=== Material for this task ===
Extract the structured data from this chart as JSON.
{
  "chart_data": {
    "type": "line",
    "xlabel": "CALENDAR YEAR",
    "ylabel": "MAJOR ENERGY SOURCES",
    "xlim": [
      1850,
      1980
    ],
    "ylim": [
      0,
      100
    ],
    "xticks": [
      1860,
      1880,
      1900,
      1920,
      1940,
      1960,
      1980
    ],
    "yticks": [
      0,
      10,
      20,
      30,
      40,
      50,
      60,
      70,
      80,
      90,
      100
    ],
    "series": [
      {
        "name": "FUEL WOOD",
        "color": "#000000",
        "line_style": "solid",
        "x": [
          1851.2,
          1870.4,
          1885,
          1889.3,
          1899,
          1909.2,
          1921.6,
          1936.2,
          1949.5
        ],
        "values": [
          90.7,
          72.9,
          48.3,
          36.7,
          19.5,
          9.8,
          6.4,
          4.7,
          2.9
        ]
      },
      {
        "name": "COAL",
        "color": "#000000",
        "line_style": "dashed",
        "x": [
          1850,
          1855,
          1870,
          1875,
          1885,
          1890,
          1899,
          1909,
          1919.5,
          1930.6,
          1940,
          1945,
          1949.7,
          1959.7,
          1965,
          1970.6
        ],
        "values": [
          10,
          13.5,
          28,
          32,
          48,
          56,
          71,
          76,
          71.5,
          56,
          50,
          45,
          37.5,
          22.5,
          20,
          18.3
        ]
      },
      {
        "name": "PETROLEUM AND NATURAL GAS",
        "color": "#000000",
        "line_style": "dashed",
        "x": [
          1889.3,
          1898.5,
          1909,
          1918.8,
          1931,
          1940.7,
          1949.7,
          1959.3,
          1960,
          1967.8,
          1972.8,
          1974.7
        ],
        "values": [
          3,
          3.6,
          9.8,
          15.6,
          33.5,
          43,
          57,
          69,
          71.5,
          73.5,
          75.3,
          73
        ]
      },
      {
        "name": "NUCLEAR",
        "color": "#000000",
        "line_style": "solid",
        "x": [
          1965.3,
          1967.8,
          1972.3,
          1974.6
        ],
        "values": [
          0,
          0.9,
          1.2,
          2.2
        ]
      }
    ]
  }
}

=== Directions ===
Pull out each record as written and restate it exactly.

=== Result of the task ===
Extract the structured data from this chart as JSON.
{
  "chart_data": {
    "type": "line",
    "xlabel": "CALENDAR YEAR",
    "ylabel": "MAJOR ENERGY SOURCES",
    "xlim": [
      1850,
      1980
    ],
    "ylim": [
      0,
      100
    ],
    "xticks": [
      1860,
      1880,
      1900,
      1920,
      1940,
      1960,
      1980
    ],
    "yticks": [
      0,
      10,
      20,
      30,
      40,
      50,
      60,
      70,
      80,
      90,
      100
    ],
    "series": [
      {
        "name": "FUEL WOOD",
        "color": "#000000",
        "line_style": "solid",
        "x": [
          1851.2,
          1870.4,
          1885,
          1889.3,
          1899,
          1909.2,
          1921.6,
          1936.2,
          1949.5
        ],
        "values": [
          90.7,
          72.9,
          48.3,
          36.7,
          19.5,
          9.8,
          6.4,
          4.7,
          2.9
        ]
      },
      {
        "name": "COAL",
        "color": "#000000",
        "line_style": "dashed",
        "x": [
          1850,
          1855,
          1870,
          1875,
          1885,
          1890,
          1899,
          1909,
          1919.5,
          1930.6,
          1940,
          1945,
          1949.7,
          1959.7,
          1965,
          1970.6
        ],
        "values": [
          10,
          13.5,
          28,
          32,
          48,
          56,
          71,
          76,
          71.5,
          56,
          50,
          45,
          37.5,
          22.5,
          20,
          18.3
        ]
      },
      {
        "name": "PETROLEUM AND NATURAL GAS",
        "color": "#000000",
        "line_style": "dashed",
        "x": [
          1889.3,
          1898.5,
          1909,
          1918.8,
          1931,
          1940.7,
          1949.7,
          1959.3,
          1960,
          1967.8,
          1972.8,
          1974.7
        ],
        "values": [
          3,
          3.6,
          9.8,
          15.6,
          33.5,
          43,
          57,
          69,
          71.5,
          73.5,
          75.3,
          73
        ]
      },
      {
        "name": "NUCLEAR",
        "color": "#000000",
        "line_style": "solid",
        "x": [
          1965.3,
          1967.8,
          1972.3,
          1974.6
        ],
        "values": [
          0,
          0.9,
          1.2,
          2.2
        ]
      }
    ]
  }
}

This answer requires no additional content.